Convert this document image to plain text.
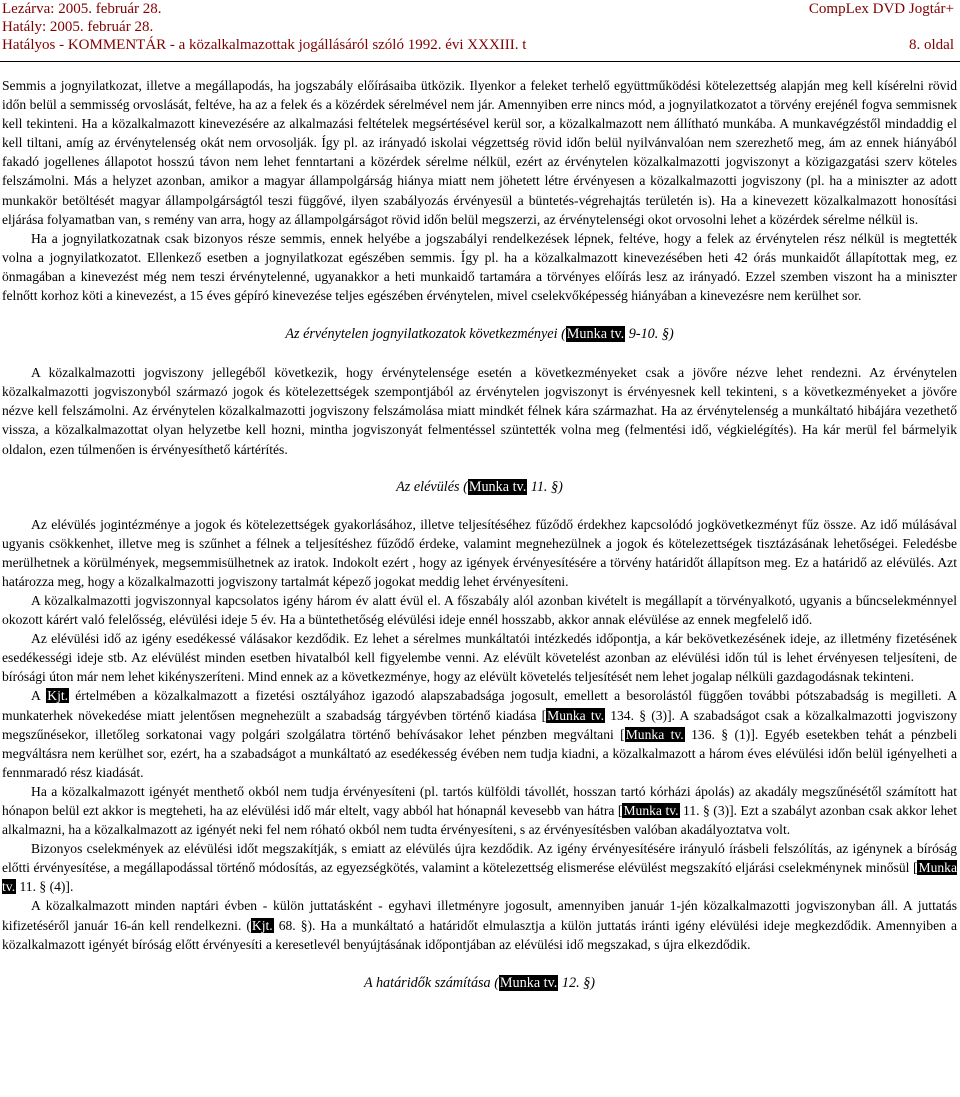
Lezárva: 2005. február 28.	CompLex DVD Jogtár+
Hatály: 2005. február 28.
Hatályos - KOMMENTÁR - a közalkalmazottak jogállásáról szóló 1992. évi XXXIII. t	8. oldal

Semmis a jognyilatkozat, illetve a megállapodás, ha jogszabály előírásaiba ütközik. Ilyenkor a feleket terhelő együttműködési kötelezettség alapján meg kell kísérelni rövid időn belül a semmisség orvoslását, feltéve, ha az a felek és a közérdek sérelmével nem jár. Amennyiben erre nincs mód, a jognyilatkozatot a törvény erejénél fogva semmisnek kell tekinteni. Ha a közalkalmazott kinevezésére az alkalmazási feltételek megsértésével kerül sor, a közalkalmazott nem állítható munkába. A munkavégzéstől mindaddig el kell tiltani, amíg az érvénytelenség okát nem orvosolják. Így pl. az irányadó iskolai végzettség rövid időn belül nyilvánvalóan nem szerezhető meg, ám az ennek hiányából fakadó jogellenes állapotot hosszú távon nem lehet fenntartani a közérdek sérelme nélkül, ezért az érvénytelen közalkalmazotti jogviszonyt a közigazgatási szerv köteles felszámolni. Más a helyzet azonban, amikor a magyar állampolgárság hiánya miatt nem jöhetett létre érvényesen a közalkalmazotti jogviszony (pl. ha a miniszter az adott munkakör betöltését magyar állampolgárságtól teszi függővé, ilyen szabályozás érvényesül a büntetés-végrehajtás területén is). Ha a kinevezett közalkalmazott honosítási eljárása folyamatban van, s remény van arra, hogy az állampolgárságot rövid időn belül megszerzi, az érvénytelenségi okot orvosolni lehet a közérdek sérelme nélkül is.

Ha a jognyilatkozatnak csak bizonyos része semmis, ennek helyébe a jogszabályi rendelkezések lépnek, feltéve, hogy a felek az érvénytelen rész nélkül is megtették volna a jognyilatkozatot. Ellenkező esetben a jognyilatkozat egészében semmis. Így pl. ha a közalkalmazott kinevezésében heti 42 órás munkaidőt állapítottak meg, ez önmagában a kinevezést még nem teszi érvénytelenné, ugyanakkor a heti munkaidő tartamára a törvényes előírás lesz az irányadó. Ezzel szemben viszont ha a miniszter felnőtt korhoz köti a kinevezést, a 15 éves gépíró kinevezése teljes egészében érvénytelen, mivel cselekvőképesség hiányában a kinevezésre nem kerülhet sor.

Az érvénytelen jognyilatkozatok következményei (Munka tv. 9-10. §)

A közalkalmazotti jogviszony jellegéből következik, hogy érvénytelensége esetén a következményeket csak a jövőre nézve lehet rendezni. Az érvénytelen közalkalmazotti jogviszonyból származó jogok és kötelezettségek szempontjából az érvénytelen jogviszonyt is érvényesnek kell tekinteni, s a következményeket a jövőre nézve kell felszámolni. Az érvénytelen közalkalmazotti jogviszony felszámolása miatt mindkét félnek kára származhat. Ha az érvénytelenség a munkáltató hibájára vezethető vissza, a közalkalmazottat olyan helyzetbe kell hozni, mintha jogviszonyát felmentéssel szüntették volna meg (felmentési idő, végkielégítés). Ha kár merül fel bármelyik oldalon, ezen túlmenően is érvényesíthető kártérítés.

Az elévülés (Munka tv. 11. §)

Az elévülés jogintézménye a jogok és kötelezettségek gyakorlásához, illetve teljesítéséhez fűződő érdekhez kapcsolódó jogkövetkezményt fűz össze. Az idő múlásával ugyanis csökkenhet, illetve meg is szűnhet a félnek a teljesítéshez fűződő érdeke, valamint megnehezülnek a jogok és kötelezettségek tisztázásának lehetőségei. Feledésbe merülhetnek a körülmények, megsemmisülhetnek az iratok. Indokolt ezért , hogy az igények érvényesítésére a törvény határidőt állapítson meg. Ez a határidő az elévülés. Azt határozza meg, hogy a közalkalmazotti jogviszony tartalmát képező jogokat meddig lehet érvényesíteni.

A közalkalmazotti jogviszonnyal kapcsolatos igény három év alatt évül el. A főszabály alól azonban kivételt is megállapít a törvényalkotó, ugyanis a bűncselekménnyel okozott kárért való felelősség, elévülési ideje 5 év. Ha a büntethetőség elévülési ideje ennél hosszabb, akkor annak elévülése az ennek megfelelő idő.

Az elévülési idő az igény esedékessé válásakor kezdődik. Ez lehet a sérelmes munkáltatói intézkedés időpontja, a kár bekövetkezésének ideje, az illetmény fizetésének esedékességi ideje stb. Az elévülést minden esetben hivatalból kell figyelembe venni. Az elévült követelést azonban az elévülési időn túl is lehet érvényesen teljesíteni, de bírósági úton már nem lehet kikényszeríteni. Mind ennek az a következménye, hogy az elévült követelés teljesítését nem lehet jogalap nélküli gazdagodásnak tekinteni.

A Kjt. értelmében a közalkalmazott a fizetési osztályához igazodó alapszabadsága jogosult, emellett a besorolástól függően további pótszabadság is megilleti. A munkaterhek növekedése miatt jelentősen megnehezült a szabadság tárgyévben történő kiadása [Munka tv. 134. § (3)]. A szabadságot csak a közalkalmazotti jogviszony megszűnésekor, illetőleg sorkatonai vagy polgári szolgálatra történő behívásakor lehet pénzben megváltani [Munka tv. 136. § (1)]. Egyéb esetekben tehát a pénzbeli megváltásra nem kerülhet sor, ezért, ha a szabadságot a munkáltató az esedékesség évében nem tudja kiadni, a közalkalmazott a három éves elévülési időn belül igényelheti a fennmaradó rész kiadását.

Ha a közalkalmazott igényét menthető okból nem tudja érvényesíteni (pl. tartós külföldi távollét, hosszan tartó kórházi ápolás) az akadály megszűnésétől számított hat hónapon belül ezt akkor is megteheti, ha az elévülési idő már eltelt, vagy abból hat hónapnál kevesebb van hátra [Munka tv. 11. § (3)]. Ezt a szabályt azonban csak akkor lehet alkalmazni, ha a közalkalmazott az igényét neki fel nem róható okból nem tudta érvényesíteni, s az érvényesítésben valóban akadályoztatva volt.

Bizonyos cselekmények az elévülési időt megszakítják, s emiatt az elévülés újra kezdődik. Az igény érvényesítésére irányuló írásbeli felszólítás, az igénynek a bíróság előtti érvényesítése, a megállapodással történő módosítás, az egyezségkötés, valamint a kötelezettség elismerése elévülést megszakító eljárási cselekménynek minősül [Munka tv. 11. § (4)].

A közalkalmazott minden naptári évben - külön juttatásként - egyhavi illetményre jogosult, amennyiben január 1-jén közalkalmazotti jogviszonyban áll. A juttatás kifizetéséről január 16-án kell rendelkezni. (Kjt. 68. §). Ha a munkáltató a határidőt elmulasztja a külön juttatás iránti igény elévülési ideje megkezdődik. Amennyiben a közalkalmazott igényét bíróság előtt érvényesíti a keresetlevél benyújtásának időpontjában az elévülési idő megszakad, s újra elkezdődik.

A határidők számítása (Munka tv. 12. §)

===============

The request:
Repeat the full listing above exactly, with no pictures in the copy.

Task solution:
Convert this document image to plain text.
Lezárva: 2005. február 28.	CompLex DVD Jogtár+
Hatály: 2005. február 28.
Hatályos - KOMMENTÁR - a közalkalmazottak jogállásáról szóló 1992. évi XXXIII. t	8. oldal

Semmis a jognyilatkozat, illetve a megállapodás, ha jogszabály előírásaiba ütközik. Ilyenkor a feleket terhelő együttműködési kötelezettség alapján meg kell kísérelni rövid időn belül a semmisség orvoslását, feltéve, ha az a felek és a közérdek sérelmével nem jár. Amennyiben erre nincs mód, a jognyilatkozatot a törvény erejénél fogva semmisnek kell tekinteni. Ha a közalkalmazott kinevezésére az alkalmazási feltételek megsértésével kerül sor, a közalkalmazott nem állítható munkába. A munkavégzéstől mindaddig el kell tiltani, amíg az érvénytelenség okát nem orvosolják. Így pl. az irányadó iskolai végzettség rövid időn belül nyilvánvalóan nem szerezhető meg, ám az ennek hiányából fakadó jogellenes állapotot hosszú távon nem lehet fenntartani a közérdek sérelme nélkül, ezért az érvénytelen közalkalmazotti jogviszonyt a közigazgatási szerv köteles felszámolni. Más a helyzet azonban, amikor a magyar állampolgárság hiánya miatt nem jöhetett létre érvényesen a közalkalmazotti jogviszony (pl. ha a miniszter az adott munkakör betöltését magyar állampolgárságtól teszi függővé, ilyen szabályozás érvényesül a büntetés-végrehajtás területén is). Ha a kinevezett közalkalmazott honosítási eljárása folyamatban van, s remény van arra, hogy az állampolgárságot rövid időn belül megszerzi, az érvénytelenségi okot orvosolni lehet a közérdek sérelme nélkül is.

Ha a jognyilatkozatnak csak bizonyos része semmis, ennek helyébe a jogszabályi rendelkezések lépnek, feltéve, hogy a felek az érvénytelen rész nélkül is megtették volna a jognyilatkozatot. Ellenkező esetben a jognyilatkozat egészében semmis. Így pl. ha a közalkalmazott kinevezésében heti 42 órás munkaidőt állapítottak meg, ez önmagában a kinevezést még nem teszi érvénytelenné, ugyanakkor a heti munkaidő tartamára a törvényes előírás lesz az irányadó. Ezzel szemben viszont ha a miniszter felnőtt korhoz köti a kinevezést, a 15 éves gépíró kinevezése teljes egészében érvénytelen, mivel cselekvőképesség hiányában a kinevezésre nem kerülhet sor.

Az érvénytelen jognyilatkozatok következményei (Munka tv. 9-10. §)

A közalkalmazotti jogviszony jellegéből következik, hogy érvénytelensége esetén a következményeket csak a jövőre nézve lehet rendezni. Az érvénytelen közalkalmazotti jogviszonyból származó jogok és kötelezettségek szempontjából az érvénytelen jogviszonyt is érvényesnek kell tekinteni, s a következményeket a jövőre nézve kell felszámolni. Az érvénytelen közalkalmazotti jogviszony felszámolása miatt mindkét félnek kára származhat. Ha az érvénytelenség a munkáltató hibájára vezethető vissza, a közalkalmazottat olyan helyzetbe kell hozni, mintha jogviszonyát felmentéssel szüntették volna meg (felmentési idő, végkielégítés). Ha kár merül fel bármelyik oldalon, ezen túlmenően is érvényesíthető kártérítés.

Az elévülés (Munka tv. 11. §)

Az elévülés jogintézménye a jogok és kötelezettségek gyakorlásához, illetve teljesítéséhez fűződő érdekhez kapcsolódó jogkövetkezményt fűz össze. Az idő múlásával ugyanis csökkenhet, illetve meg is szűnhet a félnek a teljesítéshez fűződő érdeke, valamint megnehezülnek a jogok és kötelezettségek tisztázásának lehetőségei. Feledésbe merülhetnek a körülmények, megsemmisülhetnek az iratok. Indokolt ezért , hogy az igények érvényesítésére a törvény határidőt állapítson meg. Ez a határidő az elévülés. Azt határozza meg, hogy a közalkalmazotti jogviszony tartalmát képező jogokat meddig lehet érvényesíteni.

A közalkalmazotti jogviszonnyal kapcsolatos igény három év alatt évül el. A főszabály alól azonban kivételt is megállapít a törvényalkotó, ugyanis a bűncselekménnyel okozott kárért való felelősség, elévülési ideje 5 év. Ha a büntethetőség elévülési ideje ennél hosszabb, akkor annak elévülése az ennek megfelelő idő.

Az elévülési idő az igény esedékessé válásakor kezdődik. Ez lehet a sérelmes munkáltatói intézkedés időpontja, a kár bekövetkezésének ideje, az illetmény fizetésének esedékességi ideje stb. Az elévülést minden esetben hivatalból kell figyelembe venni. Az elévült követelést azonban az elévülési időn túl is lehet érvényesen teljesíteni, de bírósági úton már nem lehet kikényszeríteni. Mind ennek az a következménye, hogy az elévült követelés teljesítését nem lehet jogalap nélküli gazdagodásnak tekinteni.

A Kjt. értelmében a közalkalmazott a fizetési osztályához igazodó alapszabadsága jogosult, emellett a besorolástól függően további pótszabadság is megilleti. A munkaterhek növekedése miatt jelentősen megnehezült a szabadság tárgyévben történő kiadása [Munka tv. 134. § (3)]. A szabadságot csak a közalkalmazotti jogviszony megszűnésekor, illetőleg sorkatonai vagy polgári szolgálatra történő behívásakor lehet pénzben megváltani [Munka tv. 136. § (1)]. Egyéb esetekben tehát a pénzbeli megváltásra nem kerülhet sor, ezért, ha a szabadságot a munkáltató az esedékesség évében nem tudja kiadni, a közalkalmazott a három éves elévülési időn belül igényelheti a fennmaradó rész kiadását.

Ha a közalkalmazott igényét menthető okból nem tudja érvényesíteni (pl. tartós külföldi távollét, hosszan tartó kórházi ápolás) az akadály megszűnésétől számított hat hónapon belül ezt akkor is megteheti, ha az elévülési idő már eltelt, vagy abból hat hónapnál kevesebb van hátra [Munka tv. 11. § (3)]. Ezt a szabályt azonban csak akkor lehet alkalmazni, ha a közalkalmazott az igényét neki fel nem róható okból nem tudta érvényesíteni, s az érvényesítésben valóban akadályoztatva volt.

Bizonyos cselekmények az elévülési időt megszakítják, s emiatt az elévülés újra kezdődik. Az igény érvényesítésére irányuló írásbeli felszólítás, az igénynek a bíróság előtti érvényesítése, a megállapodással történő módosítás, az egyezségkötés, valamint a kötelezettség elismerése elévülést megszakító eljárási cselekménynek minősül [Munka tv. 11. § (4)].

A közalkalmazott minden naptári évben - külön juttatásként - egyhavi illetményre jogosult, amennyiben január 1-jén közalkalmazotti jogviszonyban áll. A juttatás kifizetéséről január 16-án kell rendelkezni. (Kjt. 68. §). Ha a munkáltató a határidőt elmulasztja a külön juttatás iránti igény elévülési ideje megkezdődik. Amennyiben a közalkalmazott igényét bíróság előtt érvényesíti a keresetlevél benyújtásának időpontjában az elévülési idő megszakad, s újra elkezdődik.

A határidők számítása (Munka tv. 12. §)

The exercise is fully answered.